▶ _SET PROBLEM_
Recast the lines below as a numbered list, starting with the first line and ending with the line that contains "banner-score-label: 0.0783 —", and omit any blank lines.

________________________________________

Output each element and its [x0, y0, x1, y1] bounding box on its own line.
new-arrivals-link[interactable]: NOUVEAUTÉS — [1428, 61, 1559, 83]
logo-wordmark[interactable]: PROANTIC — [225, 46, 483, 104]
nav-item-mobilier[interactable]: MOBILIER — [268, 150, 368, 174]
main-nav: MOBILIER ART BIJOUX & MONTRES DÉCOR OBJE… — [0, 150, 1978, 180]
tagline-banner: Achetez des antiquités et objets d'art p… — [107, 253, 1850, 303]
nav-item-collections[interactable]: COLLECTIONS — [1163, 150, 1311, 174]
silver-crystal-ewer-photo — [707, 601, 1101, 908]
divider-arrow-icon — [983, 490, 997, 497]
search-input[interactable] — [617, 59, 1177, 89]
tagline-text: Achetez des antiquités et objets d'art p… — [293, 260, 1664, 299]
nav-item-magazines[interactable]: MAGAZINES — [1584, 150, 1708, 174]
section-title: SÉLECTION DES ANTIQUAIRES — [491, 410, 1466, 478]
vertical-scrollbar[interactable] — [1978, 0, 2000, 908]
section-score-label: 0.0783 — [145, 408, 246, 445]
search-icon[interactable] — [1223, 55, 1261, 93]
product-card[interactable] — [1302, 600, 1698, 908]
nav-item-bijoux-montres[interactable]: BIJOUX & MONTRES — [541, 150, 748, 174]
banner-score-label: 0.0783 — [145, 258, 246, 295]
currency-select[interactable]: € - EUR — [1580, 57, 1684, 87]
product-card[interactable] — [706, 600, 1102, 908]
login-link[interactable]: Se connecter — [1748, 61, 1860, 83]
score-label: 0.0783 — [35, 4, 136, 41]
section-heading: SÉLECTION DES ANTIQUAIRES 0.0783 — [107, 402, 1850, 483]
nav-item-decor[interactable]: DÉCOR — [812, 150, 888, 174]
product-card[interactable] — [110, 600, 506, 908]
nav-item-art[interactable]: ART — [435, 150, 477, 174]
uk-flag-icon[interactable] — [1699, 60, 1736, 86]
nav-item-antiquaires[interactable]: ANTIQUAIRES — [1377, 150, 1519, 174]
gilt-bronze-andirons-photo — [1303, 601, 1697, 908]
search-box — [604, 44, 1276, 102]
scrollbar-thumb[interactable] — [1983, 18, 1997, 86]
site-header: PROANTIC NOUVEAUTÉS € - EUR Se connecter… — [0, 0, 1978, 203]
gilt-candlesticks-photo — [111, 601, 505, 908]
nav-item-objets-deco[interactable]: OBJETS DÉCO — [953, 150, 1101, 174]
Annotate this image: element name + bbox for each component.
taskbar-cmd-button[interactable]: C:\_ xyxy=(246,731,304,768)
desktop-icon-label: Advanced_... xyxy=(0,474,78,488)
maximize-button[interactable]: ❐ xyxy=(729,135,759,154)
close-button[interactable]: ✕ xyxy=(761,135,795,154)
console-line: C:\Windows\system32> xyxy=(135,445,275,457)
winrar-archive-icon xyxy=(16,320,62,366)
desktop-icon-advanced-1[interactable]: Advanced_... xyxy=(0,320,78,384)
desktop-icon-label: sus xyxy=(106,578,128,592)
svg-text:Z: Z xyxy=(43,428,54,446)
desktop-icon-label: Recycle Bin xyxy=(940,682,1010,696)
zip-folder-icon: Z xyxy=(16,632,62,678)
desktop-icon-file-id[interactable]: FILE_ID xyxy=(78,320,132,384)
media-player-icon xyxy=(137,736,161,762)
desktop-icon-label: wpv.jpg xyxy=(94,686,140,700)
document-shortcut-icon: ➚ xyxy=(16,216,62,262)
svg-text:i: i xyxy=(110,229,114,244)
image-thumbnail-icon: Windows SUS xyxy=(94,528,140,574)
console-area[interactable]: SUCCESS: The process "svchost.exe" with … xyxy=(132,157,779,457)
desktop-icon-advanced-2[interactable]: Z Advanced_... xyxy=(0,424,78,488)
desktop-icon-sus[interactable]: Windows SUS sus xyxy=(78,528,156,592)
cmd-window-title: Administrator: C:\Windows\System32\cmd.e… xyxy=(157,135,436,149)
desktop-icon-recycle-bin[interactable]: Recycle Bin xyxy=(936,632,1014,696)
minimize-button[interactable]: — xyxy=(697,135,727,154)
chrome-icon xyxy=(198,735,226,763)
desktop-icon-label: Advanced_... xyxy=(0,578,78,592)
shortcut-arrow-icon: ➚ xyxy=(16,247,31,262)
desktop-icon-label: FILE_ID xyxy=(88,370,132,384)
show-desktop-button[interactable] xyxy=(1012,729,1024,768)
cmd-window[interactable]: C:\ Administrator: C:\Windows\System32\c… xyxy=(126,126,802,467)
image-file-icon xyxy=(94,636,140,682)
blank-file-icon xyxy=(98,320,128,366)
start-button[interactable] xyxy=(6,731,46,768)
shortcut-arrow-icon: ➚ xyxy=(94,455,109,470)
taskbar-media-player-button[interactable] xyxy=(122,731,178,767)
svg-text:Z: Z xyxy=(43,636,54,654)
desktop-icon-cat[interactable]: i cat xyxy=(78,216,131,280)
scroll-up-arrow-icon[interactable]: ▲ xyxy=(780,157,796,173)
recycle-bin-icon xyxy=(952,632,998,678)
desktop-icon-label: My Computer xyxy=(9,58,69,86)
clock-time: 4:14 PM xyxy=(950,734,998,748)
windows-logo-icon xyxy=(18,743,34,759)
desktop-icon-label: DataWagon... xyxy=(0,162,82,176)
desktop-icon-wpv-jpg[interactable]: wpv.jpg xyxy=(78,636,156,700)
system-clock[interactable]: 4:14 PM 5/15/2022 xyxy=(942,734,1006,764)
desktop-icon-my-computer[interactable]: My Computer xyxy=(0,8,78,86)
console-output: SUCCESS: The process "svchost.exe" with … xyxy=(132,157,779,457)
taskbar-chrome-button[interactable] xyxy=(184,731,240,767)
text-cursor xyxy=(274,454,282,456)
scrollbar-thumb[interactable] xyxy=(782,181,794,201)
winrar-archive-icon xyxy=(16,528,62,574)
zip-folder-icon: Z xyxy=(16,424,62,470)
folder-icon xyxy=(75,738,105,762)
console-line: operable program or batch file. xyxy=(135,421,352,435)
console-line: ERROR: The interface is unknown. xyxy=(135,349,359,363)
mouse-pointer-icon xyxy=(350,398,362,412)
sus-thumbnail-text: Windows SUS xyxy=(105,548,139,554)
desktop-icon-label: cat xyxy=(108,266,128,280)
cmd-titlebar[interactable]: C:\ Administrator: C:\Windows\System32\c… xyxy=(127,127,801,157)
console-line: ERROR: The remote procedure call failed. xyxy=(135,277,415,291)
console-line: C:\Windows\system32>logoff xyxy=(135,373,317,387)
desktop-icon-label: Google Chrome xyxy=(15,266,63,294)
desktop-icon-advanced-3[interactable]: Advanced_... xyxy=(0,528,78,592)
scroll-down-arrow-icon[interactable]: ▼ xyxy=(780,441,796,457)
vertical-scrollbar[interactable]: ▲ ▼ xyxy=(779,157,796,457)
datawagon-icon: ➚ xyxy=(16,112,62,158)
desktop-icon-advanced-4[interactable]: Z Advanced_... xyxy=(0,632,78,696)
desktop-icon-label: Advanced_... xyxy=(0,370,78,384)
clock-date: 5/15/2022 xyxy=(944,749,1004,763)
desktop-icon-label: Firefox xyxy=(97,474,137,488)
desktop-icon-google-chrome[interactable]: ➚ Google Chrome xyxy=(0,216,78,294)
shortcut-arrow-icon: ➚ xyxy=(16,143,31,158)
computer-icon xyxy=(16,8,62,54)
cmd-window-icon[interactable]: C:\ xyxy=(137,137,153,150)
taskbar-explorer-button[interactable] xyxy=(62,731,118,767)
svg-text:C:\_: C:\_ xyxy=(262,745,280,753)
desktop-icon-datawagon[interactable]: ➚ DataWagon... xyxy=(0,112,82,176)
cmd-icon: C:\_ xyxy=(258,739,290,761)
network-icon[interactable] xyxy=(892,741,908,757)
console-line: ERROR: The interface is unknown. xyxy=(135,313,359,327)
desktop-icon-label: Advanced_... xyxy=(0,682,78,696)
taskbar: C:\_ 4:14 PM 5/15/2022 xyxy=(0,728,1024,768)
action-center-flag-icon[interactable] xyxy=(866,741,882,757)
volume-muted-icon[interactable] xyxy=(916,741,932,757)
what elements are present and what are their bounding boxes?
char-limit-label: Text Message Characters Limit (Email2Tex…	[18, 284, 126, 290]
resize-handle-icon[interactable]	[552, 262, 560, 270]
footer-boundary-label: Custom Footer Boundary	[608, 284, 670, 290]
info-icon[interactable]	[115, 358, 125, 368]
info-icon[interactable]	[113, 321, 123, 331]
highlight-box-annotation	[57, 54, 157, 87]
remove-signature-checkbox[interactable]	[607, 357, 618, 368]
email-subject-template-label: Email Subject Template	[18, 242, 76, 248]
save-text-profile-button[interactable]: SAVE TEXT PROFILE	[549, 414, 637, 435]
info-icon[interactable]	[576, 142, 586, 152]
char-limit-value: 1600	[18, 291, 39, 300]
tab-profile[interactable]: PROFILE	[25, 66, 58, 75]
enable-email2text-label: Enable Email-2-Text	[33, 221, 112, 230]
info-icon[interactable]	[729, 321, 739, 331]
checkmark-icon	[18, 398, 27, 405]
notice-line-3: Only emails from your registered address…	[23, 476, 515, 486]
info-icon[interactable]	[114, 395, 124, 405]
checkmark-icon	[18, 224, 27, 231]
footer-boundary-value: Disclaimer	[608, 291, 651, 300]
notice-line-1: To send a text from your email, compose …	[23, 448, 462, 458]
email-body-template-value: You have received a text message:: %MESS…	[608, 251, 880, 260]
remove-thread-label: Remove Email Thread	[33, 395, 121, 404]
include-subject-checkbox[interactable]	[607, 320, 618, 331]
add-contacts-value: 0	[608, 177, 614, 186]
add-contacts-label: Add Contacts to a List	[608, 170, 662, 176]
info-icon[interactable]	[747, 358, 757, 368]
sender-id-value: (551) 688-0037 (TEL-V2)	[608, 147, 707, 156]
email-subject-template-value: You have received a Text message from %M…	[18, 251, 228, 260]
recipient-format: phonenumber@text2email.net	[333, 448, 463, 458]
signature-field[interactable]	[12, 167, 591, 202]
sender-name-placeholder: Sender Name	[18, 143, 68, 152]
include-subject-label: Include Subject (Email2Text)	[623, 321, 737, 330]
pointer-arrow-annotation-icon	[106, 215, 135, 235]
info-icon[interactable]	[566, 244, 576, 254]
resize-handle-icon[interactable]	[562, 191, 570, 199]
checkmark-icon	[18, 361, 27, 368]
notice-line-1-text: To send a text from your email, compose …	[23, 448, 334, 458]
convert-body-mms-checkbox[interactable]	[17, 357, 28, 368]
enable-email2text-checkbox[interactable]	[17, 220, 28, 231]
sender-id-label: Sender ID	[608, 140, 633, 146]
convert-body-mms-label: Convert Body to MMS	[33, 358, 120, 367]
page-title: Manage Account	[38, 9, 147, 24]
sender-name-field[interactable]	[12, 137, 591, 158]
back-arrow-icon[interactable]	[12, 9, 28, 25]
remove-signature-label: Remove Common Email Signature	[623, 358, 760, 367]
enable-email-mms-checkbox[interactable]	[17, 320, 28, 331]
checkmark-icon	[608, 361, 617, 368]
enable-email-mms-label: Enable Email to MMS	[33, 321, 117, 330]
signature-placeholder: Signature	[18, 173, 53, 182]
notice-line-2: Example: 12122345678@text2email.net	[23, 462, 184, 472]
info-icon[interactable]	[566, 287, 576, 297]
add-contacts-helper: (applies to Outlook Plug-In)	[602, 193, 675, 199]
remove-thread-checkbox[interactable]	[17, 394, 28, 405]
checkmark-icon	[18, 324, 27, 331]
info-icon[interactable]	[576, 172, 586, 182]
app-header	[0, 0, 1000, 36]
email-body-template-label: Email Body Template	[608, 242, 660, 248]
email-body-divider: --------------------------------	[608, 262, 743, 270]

________________________________________

▶ _RESPONSE TO THE EXERCISE_
1. Output each element and its [x0, y0, x1, y1] bounding box on its own line.
2. new-arrivals-link[interactable]: NOUVEAUTÉS — [1428, 61, 1559, 83]
3. logo-wordmark[interactable]: PROANTIC — [225, 46, 483, 104]
4. nav-item-mobilier[interactable]: MOBILIER — [268, 150, 368, 174]
5. main-nav: MOBILIER ART BIJOUX & MONTRES DÉCOR OBJE… — [0, 150, 1978, 180]
6. tagline-banner: Achetez des antiquités et objets d'art p… — [107, 253, 1850, 303]
7. nav-item-collections[interactable]: COLLECTIONS — [1163, 150, 1311, 174]
8. silver-crystal-ewer-photo — [707, 601, 1101, 908]
9. divider-arrow-icon — [983, 490, 997, 497]
10. search-input[interactable] — [617, 59, 1177, 89]
11. tagline-text: Achetez des antiquités et objets d'art p… — [293, 260, 1664, 299]
12. nav-item-magazines[interactable]: MAGAZINES — [1584, 150, 1708, 174]
13. section-title: SÉLECTION DES ANTIQUAIRES — [491, 410, 1466, 478]
14. vertical-scrollbar[interactable] — [1978, 0, 2000, 908]
15. section-score-label: 0.0783 — [145, 408, 246, 445]
16. search-icon[interactable] — [1223, 55, 1261, 93]
17. product-card[interactable] — [1302, 600, 1698, 908]
18. nav-item-bijoux-montres[interactable]: BIJOUX & MONTRES — [541, 150, 748, 174]
19. banner-score-label: 0.0783 — [145, 258, 246, 295]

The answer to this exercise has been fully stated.